Retype the records below exactly as they appear.

[Data items]
================
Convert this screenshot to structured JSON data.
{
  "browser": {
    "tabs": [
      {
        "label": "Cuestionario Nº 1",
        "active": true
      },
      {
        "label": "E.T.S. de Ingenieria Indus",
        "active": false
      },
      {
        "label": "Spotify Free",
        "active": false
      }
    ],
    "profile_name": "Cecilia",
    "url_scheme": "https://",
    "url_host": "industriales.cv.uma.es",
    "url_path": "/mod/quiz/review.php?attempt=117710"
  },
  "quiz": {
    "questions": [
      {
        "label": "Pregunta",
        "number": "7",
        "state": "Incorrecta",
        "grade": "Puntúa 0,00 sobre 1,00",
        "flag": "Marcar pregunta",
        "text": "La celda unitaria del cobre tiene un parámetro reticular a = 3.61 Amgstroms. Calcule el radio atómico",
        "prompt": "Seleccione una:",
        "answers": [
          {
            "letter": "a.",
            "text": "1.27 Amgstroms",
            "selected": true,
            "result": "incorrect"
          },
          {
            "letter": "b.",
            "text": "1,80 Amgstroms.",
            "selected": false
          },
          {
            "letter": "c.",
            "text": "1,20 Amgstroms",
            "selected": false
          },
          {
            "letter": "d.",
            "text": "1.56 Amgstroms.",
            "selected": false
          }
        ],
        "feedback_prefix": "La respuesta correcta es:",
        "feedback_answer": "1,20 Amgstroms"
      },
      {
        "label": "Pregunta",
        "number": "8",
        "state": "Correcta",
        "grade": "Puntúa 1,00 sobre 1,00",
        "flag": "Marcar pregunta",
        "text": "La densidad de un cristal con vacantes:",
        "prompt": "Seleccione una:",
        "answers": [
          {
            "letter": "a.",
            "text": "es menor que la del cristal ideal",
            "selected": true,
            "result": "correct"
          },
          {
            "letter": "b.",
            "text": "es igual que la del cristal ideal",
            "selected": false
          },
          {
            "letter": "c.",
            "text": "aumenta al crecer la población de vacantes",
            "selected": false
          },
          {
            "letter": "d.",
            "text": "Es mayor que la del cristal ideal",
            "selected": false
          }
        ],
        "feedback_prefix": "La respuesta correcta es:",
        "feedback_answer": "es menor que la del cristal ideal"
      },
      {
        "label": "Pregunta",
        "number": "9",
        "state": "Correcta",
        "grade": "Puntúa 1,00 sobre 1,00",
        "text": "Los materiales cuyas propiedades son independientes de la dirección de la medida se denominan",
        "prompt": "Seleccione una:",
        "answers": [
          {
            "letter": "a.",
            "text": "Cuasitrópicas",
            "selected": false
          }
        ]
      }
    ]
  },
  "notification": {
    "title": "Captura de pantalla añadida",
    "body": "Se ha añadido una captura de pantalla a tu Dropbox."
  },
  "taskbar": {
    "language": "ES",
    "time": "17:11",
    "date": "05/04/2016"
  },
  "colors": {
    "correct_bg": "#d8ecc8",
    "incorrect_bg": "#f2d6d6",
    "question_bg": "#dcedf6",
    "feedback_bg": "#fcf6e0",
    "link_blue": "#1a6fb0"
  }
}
================
§ **Exercise response**
Convert this screenshot to structured JSON data.
{
  "browser": {
    "tabs": [
      {
        "label": "Cuestionario Nº 1",
        "active": true
      },
      {
        "label": "E.T.S. de Ingenieria Indus",
        "active": false
      },
      {
        "label": "Spotify Free",
        "active": false
      }
    ],
    "profile_name": "Cecilia",
    "url_scheme": "https://",
    "url_host": "industriales.cv.uma.es",
    "url_path": "/mod/quiz/review.php?attempt=117710"
  },
  "quiz": {
    "questions": [
      {
        "label": "Pregunta",
        "number": "7",
        "state": "Incorrecta",
        "grade": "Puntúa 0,00 sobre 1,00",
        "flag": "Marcar pregunta",
        "text": "La celda unitaria del cobre tiene un parámetro reticular a = 3.61 Amgstroms. Calcule el radio atómico",
        "prompt": "Seleccione una:",
        "answers": [
          {
            "letter": "a.",
            "text": "1.27 Amgstroms",
            "selected": true,
            "result": "incorrect"
          },
          {
            "letter": "b.",
            "text": "1,80 Amgstroms.",
            "selected": false
          },
          {
            "letter": "c.",
            "text": "1,20 Amgstroms",
            "selected": false
          },
          {
            "letter": "d.",
            "text": "1.56 Amgstroms.",
            "selected": false
          }
        ],
        "feedback_prefix": "La respuesta correcta es:",
        "feedback_answer": "1,20 Amgstroms"
      },
      {
        "label": "Pregunta",
        "number": "8",
        "state": "Correcta",
        "grade": "Puntúa 1,00 sobre 1,00",
        "flag": "Marcar pregunta",
        "text": "La densidad de un cristal con vacantes:",
        "prompt": "Seleccione una:",
        "answers": [
          {
            "letter": "a.",
            "text": "es menor que la del cristal ideal",
            "selected": true,
            "result": "correct"
          },
          {
            "letter": "b.",
            "text": "es igual que la del cristal ideal",
            "selected": false
          },
          {
            "letter": "c.",
            "text": "aumenta al crecer la población de vacantes",
            "selected": false
          },
          {
            "letter": "d.",
            "text": "Es mayor que la del cristal ideal",
            "selected": false
          }
        ],
        "feedback_prefix": "La respuesta correcta es:",
        "feedback_answer": "es menor que la del cristal ideal"
      },
      {
        "label": "Pregunta",
        "number": "9",
        "state": "Correcta",
        "grade": "Puntúa 1,00 sobre 1,00",
        "text": "Los materiales cuyas propiedades son independientes de la dirección de la medida se denominan",
        "prompt": "Seleccione una:",
        "answers": [
          {
            "letter": "a.",
            "text": "Cuasitrópicas",
            "selected": false
          }
        ]
      }
    ]
  },
  "notification": {
    "title": "Captura de pantalla añadida",
    "body": "Se ha añadido una captura de pantalla a tu Dropbox."
  },
  "taskbar": {
    "language": "ES",
    "time": "17:11",
    "date": "05/04/2016"
  },
  "colors": {
    "correct_bg": "#d8ecc8",
    "incorrect_bg": "#f2d6d6",
    "question_bg": "#dcedf6",
    "feedback_bg": "#fcf6e0",
    "link_blue": "#1a6fb0"
  }
}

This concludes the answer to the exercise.